## What is being asked
The records that follow should be retyped word for word.

__________

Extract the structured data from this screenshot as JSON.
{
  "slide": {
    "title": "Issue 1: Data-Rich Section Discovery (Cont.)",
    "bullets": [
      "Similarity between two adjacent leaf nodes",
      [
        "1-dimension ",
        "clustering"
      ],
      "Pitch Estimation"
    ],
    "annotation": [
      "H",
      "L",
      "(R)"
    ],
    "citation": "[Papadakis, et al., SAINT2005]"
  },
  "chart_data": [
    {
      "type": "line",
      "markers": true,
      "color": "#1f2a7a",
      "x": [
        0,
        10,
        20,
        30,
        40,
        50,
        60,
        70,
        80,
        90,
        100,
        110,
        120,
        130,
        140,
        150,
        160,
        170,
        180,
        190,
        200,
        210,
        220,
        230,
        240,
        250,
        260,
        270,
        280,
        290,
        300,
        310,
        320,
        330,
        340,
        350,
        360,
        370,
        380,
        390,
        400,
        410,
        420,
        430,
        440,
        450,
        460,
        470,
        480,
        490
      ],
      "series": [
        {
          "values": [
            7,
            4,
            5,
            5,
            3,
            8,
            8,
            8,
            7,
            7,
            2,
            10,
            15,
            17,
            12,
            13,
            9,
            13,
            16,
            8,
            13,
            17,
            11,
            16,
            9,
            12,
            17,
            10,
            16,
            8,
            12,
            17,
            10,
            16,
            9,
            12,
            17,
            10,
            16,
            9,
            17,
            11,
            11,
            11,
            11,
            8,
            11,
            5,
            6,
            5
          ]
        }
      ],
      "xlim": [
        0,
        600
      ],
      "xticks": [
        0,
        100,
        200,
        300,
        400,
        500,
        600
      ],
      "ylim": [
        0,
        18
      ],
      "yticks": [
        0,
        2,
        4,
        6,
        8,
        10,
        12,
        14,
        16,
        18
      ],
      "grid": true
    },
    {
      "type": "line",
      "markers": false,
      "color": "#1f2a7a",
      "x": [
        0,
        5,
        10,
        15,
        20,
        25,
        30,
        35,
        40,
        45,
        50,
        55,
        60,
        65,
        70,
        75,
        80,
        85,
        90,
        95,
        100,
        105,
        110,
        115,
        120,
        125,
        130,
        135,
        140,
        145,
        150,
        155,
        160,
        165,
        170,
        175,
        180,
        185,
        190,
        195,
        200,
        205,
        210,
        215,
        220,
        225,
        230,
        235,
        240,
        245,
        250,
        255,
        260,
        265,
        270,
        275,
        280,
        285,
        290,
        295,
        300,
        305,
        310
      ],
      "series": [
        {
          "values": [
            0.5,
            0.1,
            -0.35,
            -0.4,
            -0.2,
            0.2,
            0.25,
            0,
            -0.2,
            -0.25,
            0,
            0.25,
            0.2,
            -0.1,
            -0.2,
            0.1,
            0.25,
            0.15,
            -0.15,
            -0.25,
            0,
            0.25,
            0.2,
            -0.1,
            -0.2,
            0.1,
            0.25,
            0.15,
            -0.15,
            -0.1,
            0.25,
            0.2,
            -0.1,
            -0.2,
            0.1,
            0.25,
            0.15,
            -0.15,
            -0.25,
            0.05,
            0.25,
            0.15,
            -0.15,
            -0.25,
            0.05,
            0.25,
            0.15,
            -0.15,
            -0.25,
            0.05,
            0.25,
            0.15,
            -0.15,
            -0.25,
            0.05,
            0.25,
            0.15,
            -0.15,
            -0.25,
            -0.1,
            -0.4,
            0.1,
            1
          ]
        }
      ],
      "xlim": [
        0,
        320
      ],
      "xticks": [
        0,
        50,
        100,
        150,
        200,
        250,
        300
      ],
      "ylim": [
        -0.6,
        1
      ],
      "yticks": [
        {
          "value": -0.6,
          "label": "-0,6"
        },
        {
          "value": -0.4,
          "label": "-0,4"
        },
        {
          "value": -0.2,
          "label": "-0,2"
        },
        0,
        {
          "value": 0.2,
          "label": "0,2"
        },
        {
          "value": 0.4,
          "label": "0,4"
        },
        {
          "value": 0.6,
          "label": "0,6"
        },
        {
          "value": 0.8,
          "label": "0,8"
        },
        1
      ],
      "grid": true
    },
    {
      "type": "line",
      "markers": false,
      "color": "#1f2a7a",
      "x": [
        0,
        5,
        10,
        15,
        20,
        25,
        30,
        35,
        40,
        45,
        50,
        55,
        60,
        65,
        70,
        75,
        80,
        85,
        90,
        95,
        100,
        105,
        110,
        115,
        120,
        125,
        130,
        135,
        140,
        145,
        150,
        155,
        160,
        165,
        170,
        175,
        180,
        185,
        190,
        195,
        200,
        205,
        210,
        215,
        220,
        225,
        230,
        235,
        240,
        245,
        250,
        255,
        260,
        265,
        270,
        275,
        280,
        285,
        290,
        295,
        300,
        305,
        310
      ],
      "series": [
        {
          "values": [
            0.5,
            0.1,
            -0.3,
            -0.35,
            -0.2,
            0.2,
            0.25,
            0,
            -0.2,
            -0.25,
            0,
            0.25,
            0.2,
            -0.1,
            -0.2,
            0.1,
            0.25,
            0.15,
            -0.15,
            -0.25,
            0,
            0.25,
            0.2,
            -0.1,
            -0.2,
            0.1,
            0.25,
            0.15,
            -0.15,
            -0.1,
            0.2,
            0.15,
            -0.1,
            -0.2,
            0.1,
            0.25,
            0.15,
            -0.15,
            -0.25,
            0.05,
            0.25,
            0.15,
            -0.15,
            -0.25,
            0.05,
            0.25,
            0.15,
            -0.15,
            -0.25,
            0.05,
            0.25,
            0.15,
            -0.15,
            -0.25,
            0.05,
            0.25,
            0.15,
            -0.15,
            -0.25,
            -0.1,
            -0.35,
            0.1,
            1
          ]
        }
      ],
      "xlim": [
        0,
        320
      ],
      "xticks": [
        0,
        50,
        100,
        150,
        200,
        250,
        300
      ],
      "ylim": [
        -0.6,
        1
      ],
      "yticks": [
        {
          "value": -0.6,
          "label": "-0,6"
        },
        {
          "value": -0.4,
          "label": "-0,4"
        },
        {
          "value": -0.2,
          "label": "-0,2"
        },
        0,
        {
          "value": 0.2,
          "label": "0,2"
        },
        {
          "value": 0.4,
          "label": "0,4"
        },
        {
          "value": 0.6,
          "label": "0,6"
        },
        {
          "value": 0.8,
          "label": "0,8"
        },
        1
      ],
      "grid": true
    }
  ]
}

__________

## Exercise answer
Extract the structured data from this screenshot as JSON.
{
  "slide": {
    "title": "Issue 1: Data-Rich Section Discovery (Cont.)",
    "bullets": [
      "Similarity between two adjacent leaf nodes",
      [
        "1-dimension ",
        "clustering"
      ],
      "Pitch Estimation"
    ],
    "annotation": [
      "H",
      "L",
      "(R)"
    ],
    "citation": "[Papadakis, et al., SAINT2005]"
  },
  "chart_data": [
    {
      "type": "line",
      "markers": true,
      "color": "#1f2a7a",
      "x": [
        0,
        10,
        20,
        30,
        40,
        50,
        60,
        70,
        80,
        90,
        100,
        110,
        120,
        130,
        140,
        150,
        160,
        170,
        180,
        190,
        200,
        210,
        220,
        230,
        240,
        250,
        260,
        270,
        280,
        290,
        300,
        310,
        320,
        330,
        340,
        350,
        360,
        370,
        380,
        390,
        400,
        410,
        420,
        430,
        440,
        450,
        460,
        470,
        480,
        490
      ],
      "series": [
        {
          "values": [
            7,
            4,
            5,
            5,
            3,
            8,
            8,
            8,
            7,
            7,
            2,
            10,
            15,
            17,
            12,
            13,
            9,
            13,
            16,
            8,
            13,
            17,
            11,
            16,
            9,
            12,
            17,
            10,
            16,
            8,
            12,
            17,
            10,
            16,
            9,
            12,
            17,
            10,
            16,
            9,
            17,
            11,
            11,
            11,
            11,
            8,
            11,
            5,
            6,
            5
          ]
        }
      ],
      "xlim": [
        0,
        600
      ],
      "xticks": [
        0,
        100,
        200,
        300,
        400,
        500,
        600
      ],
      "ylim": [
        0,
        18
      ],
      "yticks": [
        0,
        2,
        4,
        6,
        8,
        10,
        12,
        14,
        16,
        18
      ],
      "grid": true
    },
    {
      "type": "line",
      "markers": false,
      "color": "#1f2a7a",
      "x": [
        0,
        5,
        10,
        15,
        20,
        25,
        30,
        35,
        40,
        45,
        50,
        55,
        60,
        65,
        70,
        75,
        80,
        85,
        90,
        95,
        100,
        105,
        110,
        115,
        120,
        125,
        130,
        135,
        140,
        145,
        150,
        155,
        160,
        165,
        170,
        175,
        180,
        185,
        190,
        195,
        200,
        205,
        210,
        215,
        220,
        225,
        230,
        235,
        240,
        245,
        250,
        255,
        260,
        265,
        270,
        275,
        280,
        285,
        290,
        295,
        300,
        305,
        310
      ],
      "series": [
        {
          "values": [
            0.5,
            0.1,
            -0.35,
            -0.4,
            -0.2,
            0.2,
            0.25,
            0,
            -0.2,
            -0.25,
            0,
            0.25,
            0.2,
            -0.1,
            -0.2,
            0.1,
            0.25,
            0.15,
            -0.15,
            -0.25,
            0,
            0.25,
            0.2,
            -0.1,
            -0.2,
            0.1,
            0.25,
            0.15,
            -0.15,
            -0.1,
            0.25,
            0.2,
            -0.1,
            -0.2,
            0.1,
            0.25,
            0.15,
            -0.15,
            -0.25,
            0.05,
            0.25,
            0.15,
            -0.15,
            -0.25,
            0.05,
            0.25,
            0.15,
            -0.15,
            -0.25,
            0.05,
            0.25,
            0.15,
            -0.15,
            -0.25,
            0.05,
            0.25,
            0.15,
            -0.15,
            -0.25,
            -0.1,
            -0.4,
            0.1,
            1
          ]
        }
      ],
      "xlim": [
        0,
        320
      ],
      "xticks": [
        0,
        50,
        100,
        150,
        200,
        250,
        300
      ],
      "ylim": [
        -0.6,
        1
      ],
      "yticks": [
        {
          "value": -0.6,
          "label": "-0,6"
        },
        {
          "value": -0.4,
          "label": "-0,4"
        },
        {
          "value": -0.2,
          "label": "-0,2"
        },
        0,
        {
          "value": 0.2,
          "label": "0,2"
        },
        {
          "value": 0.4,
          "label": "0,4"
        },
        {
          "value": 0.6,
          "label": "0,6"
        },
        {
          "value": 0.8,
          "label": "0,8"
        },
        1
      ],
      "grid": true
    },
    {
      "type": "line",
      "markers": false,
      "color": "#1f2a7a",
      "x": [
        0,
        5,
        10,
        15,
        20,
        25,
        30,
        35,
        40,
        45,
        50,
        55,
        60,
        65,
        70,
        75,
        80,
        85,
        90,
        95,
        100,
        105,
        110,
        115,
        120,
        125,
        130,
        135,
        140,
        145,
        150,
        155,
        160,
        165,
        170,
        175,
        180,
        185,
        190,
        195,
        200,
        205,
        210,
        215,
        220,
        225,
        230,
        235,
        240,
        245,
        250,
        255,
        260,
        265,
        270,
        275,
        280,
        285,
        290,
        295,
        300,
        305,
        310
      ],
      "series": [
        {
          "values": [
            0.5,
            0.1,
            -0.3,
            -0.35,
            -0.2,
            0.2,
            0.25,
            0,
            -0.2,
            -0.25,
            0,
            0.25,
            0.2,
            -0.1,
            -0.2,
            0.1,
            0.25,
            0.15,
            -0.15,
            -0.25,
            0,
            0.25,
            0.2,
            -0.1,
            -0.2,
            0.1,
            0.25,
            0.15,
            -0.15,
            -0.1,
            0.2,
            0.15,
            -0.1,
            -0.2,
            0.1,
            0.25,
            0.15,
            -0.15,
            -0.25,
            0.05,
            0.25,
            0.15,
            -0.15,
            -0.25,
            0.05,
            0.25,
            0.15,
            -0.15,
            -0.25,
            0.05,
            0.25,
            0.15,
            -0.15,
            -0.25,
            0.05,
            0.25,
            0.15,
            -0.15,
            -0.25,
            -0.1,
            -0.35,
            0.1,
            1
          ]
        }
      ],
      "xlim": [
        0,
        320
      ],
      "xticks": [
        0,
        50,
        100,
        150,
        200,
        250,
        300
      ],
      "ylim": [
        -0.6,
        1
      ],
      "yticks": [
        {
          "value": -0.6,
          "label": "-0,6"
        },
        {
          "value": -0.4,
          "label": "-0,4"
        },
        {
          "value": -0.2,
          "label": "-0,2"
        },
        0,
        {
          "value": 0.2,
          "label": "0,2"
        },
        {
          "value": 0.4,
          "label": "0,4"
        },
        {
          "value": 0.6,
          "label": "0,6"
        },
        {
          "value": 0.8,
          "label": "0,8"
        },
        1
      ],
      "grid": true
    }
  ]
}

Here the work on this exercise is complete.